Written request: Go through the listing and copy every line word for word.

Data provided:
· · · · · · ·
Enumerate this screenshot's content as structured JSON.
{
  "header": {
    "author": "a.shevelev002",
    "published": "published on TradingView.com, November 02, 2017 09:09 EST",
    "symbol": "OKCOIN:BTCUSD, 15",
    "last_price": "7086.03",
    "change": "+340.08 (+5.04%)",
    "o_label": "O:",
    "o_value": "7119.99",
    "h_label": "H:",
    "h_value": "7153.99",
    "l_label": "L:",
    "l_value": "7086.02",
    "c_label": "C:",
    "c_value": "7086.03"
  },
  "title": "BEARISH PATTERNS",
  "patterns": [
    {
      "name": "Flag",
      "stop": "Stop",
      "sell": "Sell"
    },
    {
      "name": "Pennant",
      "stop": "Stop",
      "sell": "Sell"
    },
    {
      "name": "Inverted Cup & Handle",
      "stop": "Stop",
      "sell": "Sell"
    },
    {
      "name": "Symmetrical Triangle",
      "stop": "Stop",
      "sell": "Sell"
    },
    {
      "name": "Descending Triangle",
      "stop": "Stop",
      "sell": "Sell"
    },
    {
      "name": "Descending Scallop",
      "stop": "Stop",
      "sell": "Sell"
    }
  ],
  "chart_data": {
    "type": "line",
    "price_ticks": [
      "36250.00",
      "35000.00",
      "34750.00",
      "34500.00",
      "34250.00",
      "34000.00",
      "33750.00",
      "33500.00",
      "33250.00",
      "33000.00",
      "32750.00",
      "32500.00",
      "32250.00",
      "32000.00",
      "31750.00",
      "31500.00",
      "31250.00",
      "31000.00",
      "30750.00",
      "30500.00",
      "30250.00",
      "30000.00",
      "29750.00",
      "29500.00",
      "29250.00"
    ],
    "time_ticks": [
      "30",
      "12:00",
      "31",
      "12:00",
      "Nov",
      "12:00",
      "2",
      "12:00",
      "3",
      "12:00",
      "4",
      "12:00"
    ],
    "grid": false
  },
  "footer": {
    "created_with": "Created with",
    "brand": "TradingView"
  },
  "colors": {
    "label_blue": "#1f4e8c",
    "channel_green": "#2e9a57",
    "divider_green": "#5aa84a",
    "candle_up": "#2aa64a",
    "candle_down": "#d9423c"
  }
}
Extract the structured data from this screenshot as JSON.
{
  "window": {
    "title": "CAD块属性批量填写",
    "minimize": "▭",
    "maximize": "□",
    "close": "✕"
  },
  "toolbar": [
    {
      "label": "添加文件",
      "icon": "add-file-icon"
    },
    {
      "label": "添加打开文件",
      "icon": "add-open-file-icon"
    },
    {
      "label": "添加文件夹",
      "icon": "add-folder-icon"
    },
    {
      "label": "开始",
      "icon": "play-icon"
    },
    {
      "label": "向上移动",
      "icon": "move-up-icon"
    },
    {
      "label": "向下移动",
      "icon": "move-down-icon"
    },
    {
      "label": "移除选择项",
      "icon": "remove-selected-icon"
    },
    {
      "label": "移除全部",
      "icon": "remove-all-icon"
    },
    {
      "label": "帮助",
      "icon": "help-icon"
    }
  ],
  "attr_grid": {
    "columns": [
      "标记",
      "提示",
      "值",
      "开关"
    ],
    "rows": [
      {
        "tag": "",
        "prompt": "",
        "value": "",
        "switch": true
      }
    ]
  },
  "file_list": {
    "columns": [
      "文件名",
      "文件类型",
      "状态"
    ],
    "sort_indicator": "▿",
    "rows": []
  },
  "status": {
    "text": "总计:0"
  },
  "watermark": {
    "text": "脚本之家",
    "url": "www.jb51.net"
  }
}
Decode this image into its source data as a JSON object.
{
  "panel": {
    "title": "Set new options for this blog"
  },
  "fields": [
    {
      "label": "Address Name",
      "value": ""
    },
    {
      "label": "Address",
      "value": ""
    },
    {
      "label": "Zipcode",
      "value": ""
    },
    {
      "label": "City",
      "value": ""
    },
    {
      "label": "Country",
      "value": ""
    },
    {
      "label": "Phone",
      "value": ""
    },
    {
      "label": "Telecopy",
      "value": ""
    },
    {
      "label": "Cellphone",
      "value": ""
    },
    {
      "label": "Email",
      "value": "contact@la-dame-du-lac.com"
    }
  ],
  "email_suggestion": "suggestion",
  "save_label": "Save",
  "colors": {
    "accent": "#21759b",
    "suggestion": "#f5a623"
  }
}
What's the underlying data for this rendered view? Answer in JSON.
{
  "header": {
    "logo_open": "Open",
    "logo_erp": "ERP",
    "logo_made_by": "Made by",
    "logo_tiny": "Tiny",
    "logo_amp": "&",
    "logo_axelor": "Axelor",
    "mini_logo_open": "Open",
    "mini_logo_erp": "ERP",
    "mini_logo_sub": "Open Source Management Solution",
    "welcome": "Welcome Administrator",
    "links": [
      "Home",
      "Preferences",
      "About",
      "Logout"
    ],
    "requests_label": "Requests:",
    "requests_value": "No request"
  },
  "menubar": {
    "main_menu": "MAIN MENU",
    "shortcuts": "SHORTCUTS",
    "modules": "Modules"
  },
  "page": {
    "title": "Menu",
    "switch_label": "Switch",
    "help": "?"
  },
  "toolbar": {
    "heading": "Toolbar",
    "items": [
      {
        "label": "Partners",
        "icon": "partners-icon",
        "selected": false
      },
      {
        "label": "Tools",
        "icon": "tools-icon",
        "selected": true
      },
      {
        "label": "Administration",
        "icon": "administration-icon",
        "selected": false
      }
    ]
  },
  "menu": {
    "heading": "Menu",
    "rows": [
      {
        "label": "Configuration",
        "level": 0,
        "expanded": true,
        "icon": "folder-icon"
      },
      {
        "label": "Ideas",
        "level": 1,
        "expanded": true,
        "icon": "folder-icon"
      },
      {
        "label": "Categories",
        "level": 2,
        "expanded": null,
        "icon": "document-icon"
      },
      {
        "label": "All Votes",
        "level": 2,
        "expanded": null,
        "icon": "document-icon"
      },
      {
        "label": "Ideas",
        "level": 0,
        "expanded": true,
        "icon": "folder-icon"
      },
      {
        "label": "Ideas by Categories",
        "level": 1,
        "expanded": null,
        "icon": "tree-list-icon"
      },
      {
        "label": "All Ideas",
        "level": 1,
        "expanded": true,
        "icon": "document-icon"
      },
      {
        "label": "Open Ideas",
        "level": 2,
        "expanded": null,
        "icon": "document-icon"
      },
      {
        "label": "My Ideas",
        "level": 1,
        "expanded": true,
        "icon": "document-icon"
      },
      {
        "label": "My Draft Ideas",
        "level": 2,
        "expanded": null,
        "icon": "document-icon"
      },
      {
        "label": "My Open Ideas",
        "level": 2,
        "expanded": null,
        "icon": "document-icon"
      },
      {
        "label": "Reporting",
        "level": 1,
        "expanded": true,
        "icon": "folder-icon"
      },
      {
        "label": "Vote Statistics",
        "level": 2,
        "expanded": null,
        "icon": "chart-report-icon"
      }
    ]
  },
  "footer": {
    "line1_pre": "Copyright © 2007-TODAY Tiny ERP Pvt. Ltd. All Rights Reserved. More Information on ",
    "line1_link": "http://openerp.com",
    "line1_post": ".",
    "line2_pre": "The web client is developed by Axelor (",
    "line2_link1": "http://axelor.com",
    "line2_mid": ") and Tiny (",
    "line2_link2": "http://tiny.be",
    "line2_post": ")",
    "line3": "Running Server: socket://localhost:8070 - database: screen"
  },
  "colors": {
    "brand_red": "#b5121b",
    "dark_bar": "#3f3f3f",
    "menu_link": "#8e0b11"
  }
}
· · · · · · ·
Answer to the problem:
Enumerate this screenshot's content as structured JSON.
{
  "header": {
    "author": "a.shevelev002",
    "published": "published on TradingView.com, November 02, 2017 09:09 EST",
    "symbol": "OKCOIN:BTCUSD, 15",
    "last_price": "7086.03",
    "change": "+340.08 (+5.04%)",
    "o_label": "O:",
    "o_value": "7119.99",
    "h_label": "H:",
    "h_value": "7153.99",
    "l_label": "L:",
    "l_value": "7086.02",
    "c_label": "C:",
    "c_value": "7086.03"
  },
  "title": "BEARISH PATTERNS",
  "patterns": [
    {
      "name": "Flag",
      "stop": "Stop",
      "sell": "Sell"
    },
    {
      "name": "Pennant",
      "stop": "Stop",
      "sell": "Sell"
    },
    {
      "name": "Inverted Cup & Handle",
      "stop": "Stop",
      "sell": "Sell"
    },
    {
      "name": "Symmetrical Triangle",
      "stop": "Stop",
      "sell": "Sell"
    },
    {
      "name": "Descending Triangle",
      "stop": "Stop",
      "sell": "Sell"
    },
    {
      "name": "Descending Scallop",
      "stop": "Stop",
      "sell": "Sell"
    }
  ],
  "chart_data": {
    "type": "line",
    "price_ticks": [
      "36250.00",
      "35000.00",
      "34750.00",
      "34500.00",
      "34250.00",
      "34000.00",
      "33750.00",
      "33500.00",
      "33250.00",
      "33000.00",
      "32750.00",
      "32500.00",
      "32250.00",
      "32000.00",
      "31750.00",
      "31500.00",
      "31250.00",
      "31000.00",
      "30750.00",
      "30500.00",
      "30250.00",
      "30000.00",
      "29750.00",
      "29500.00",
      "29250.00"
    ],
    "time_ticks": [
      "30",
      "12:00",
      "31",
      "12:00",
      "Nov",
      "12:00",
      "2",
      "12:00",
      "3",
      "12:00",
      "4",
      "12:00"
    ],
    "grid": false
  },
  "footer": {
    "created_with": "Created with",
    "brand": "TradingView"
  },
  "colors": {
    "label_blue": "#1f4e8c",
    "channel_green": "#2e9a57",
    "divider_green": "#5aa84a",
    "candle_up": "#2aa64a",
    "candle_down": "#d9423c"
  }
}
Extract the structured data from this screenshot as JSON.
{
  "window": {
    "title": "CAD块属性批量填写",
    "minimize": "▭",
    "maximize": "□",
    "close": "✕"
  },
  "toolbar": [
    {
      "label": "添加文件",
      "icon": "add-file-icon"
    },
    {
      "label": "添加打开文件",
      "icon": "add-open-file-icon"
    },
    {
      "label": "添加文件夹",
      "icon": "add-folder-icon"
    },
    {
      "label": "开始",
      "icon": "play-icon"
    },
    {
      "label": "向上移动",
      "icon": "move-up-icon"
    },
    {
      "label": "向下移动",
      "icon": "move-down-icon"
    },
    {
      "label": "移除选择项",
      "icon": "remove-selected-icon"
    },
    {
      "label": "移除全部",
      "icon": "remove-all-icon"
    },
    {
      "label": "帮助",
      "icon": "help-icon"
    }
  ],
  "attr_grid": {
    "columns": [
      "标记",
      "提示",
      "值",
      "开关"
    ],
    "rows": [
      {
        "tag": "",
        "prompt": "",
        "value": "",
        "switch": true
      }
    ]
  },
  "file_list": {
    "columns": [
      "文件名",
      "文件类型",
      "状态"
    ],
    "sort_indicator": "▿",
    "rows": []
  },
  "status": {
    "text": "总计:0"
  },
  "watermark": {
    "text": "脚本之家",
    "url": "www.jb51.net"
  }
}
Decode this image into its source data as a JSON object.
{
  "panel": {
    "title": "Set new options for this blog"
  },
  "fields": [
    {
      "label": "Address Name",
      "value": ""
    },
    {
      "label": "Address",
      "value": ""
    },
    {
      "label": "Zipcode",
      "value": ""
    },
    {
      "label": "City",
      "value": ""
    },
    {
      "label": "Country",
      "value": ""
    },
    {
      "label": "Phone",
      "value": ""
    },
    {
      "label": "Telecopy",
      "value": ""
    },
    {
      "label": "Cellphone",
      "value": ""
    },
    {
      "label": "Email",
      "value": "contact@la-dame-du-lac.com"
    }
  ],
  "email_suggestion": "suggestion",
  "save_label": "Save",
  "colors": {
    "accent": "#21759b",
    "suggestion": "#f5a623"
  }
}
What's the underlying data for this rendered view? Answer in JSON.
{
  "header": {
    "logo_open": "Open",
    "logo_erp": "ERP",
    "logo_made_by": "Made by",
    "logo_tiny": "Tiny",
    "logo_amp": "&",
    "logo_axelor": "Axelor",
    "mini_logo_open": "Open",
    "mini_logo_erp": "ERP",
    "mini_logo_sub": "Open Source Management Solution",
    "welcome": "Welcome Administrator",
    "links": [
      "Home",
      "Preferences",
      "About",
      "Logout"
    ],
    "requests_label": "Requests:",
    "requests_value": "No request"
  },
  "menubar": {
    "main_menu": "MAIN MENU",
    "shortcuts": "SHORTCUTS",
    "modules": "Modules"
  },
  "page": {
    "title": "Menu",
    "switch_label": "Switch",
    "help": "?"
  },
  "toolbar": {
    "heading": "Toolbar",
    "items": [
      {
        "label": "Partners",
        "icon": "partners-icon",
        "selected": false
      },
      {
        "label": "Tools",
        "icon": "tools-icon",
        "selected": true
      },
      {
        "label": "Administration",
        "icon": "administration-icon",
        "selected": false
      }
    ]
  },
  "menu": {
    "heading": "Menu",
    "rows": [
      {
        "label": "Configuration",
        "level": 0,
        "expanded": true,
        "icon": "folder-icon"
      },
      {
        "label": "Ideas",
        "level": 1,
        "expanded": true,
        "icon": "folder-icon"
      },
      {
        "label": "Categories",
        "level": 2,
        "expanded": null,
        "icon": "document-icon"
      },
      {
        "label": "All Votes",
        "level": 2,
        "expanded": null,
        "icon": "document-icon"
      },
      {
        "label": "Ideas",
        "level": 0,
        "expanded": true,
        "icon": "folder-icon"
      },
      {
        "label": "Ideas by Categories",
        "level": 1,
        "expanded": null,
        "icon": "tree-list-icon"
      },
      {
        "label": "All Ideas",
        "level": 1,
        "expanded": true,
        "icon": "document-icon"
      },
      {
        "label": "Open Ideas",
        "level": 2,
        "expanded": null,
        "icon": "document-icon"
      },
      {
        "label": "My Ideas",
        "level": 1,
        "expanded": true,
        "icon": "document-icon"
      },
      {
        "label": "My Draft Ideas",
        "level": 2,
        "expanded": null,
        "icon": "document-icon"
      },
      {
        "label": "My Open Ideas",
        "level": 2,
        "expanded": null,
        "icon": "document-icon"
      },
      {
        "label": "Reporting",
        "level": 1,
        "expanded": true,
        "icon": "folder-icon"
      },
      {
        "label": "Vote Statistics",
        "level": 2,
        "expanded": null,
        "icon": "chart-report-icon"
      }
    ]
  },
  "footer": {
    "line1_pre": "Copyright © 2007-TODAY Tiny ERP Pvt. Ltd. All Rights Reserved. More Information on ",
    "line1_link": "http://openerp.com",
    "line1_post": ".",
    "line2_pre": "The web client is developed by Axelor (",
    "line2_link1": "http://axelor.com",
    "line2_mid": ") and Tiny (",
    "line2_link2": "http://tiny.be",
    "line2_post": ")",
    "line3": "Running Server: socket://localhost:8070 - database: screen"
  },
  "colors": {
    "brand_red": "#b5121b",
    "dark_bar": "#3f3f3f",
    "menu_link": "#8e0b11"
  }
}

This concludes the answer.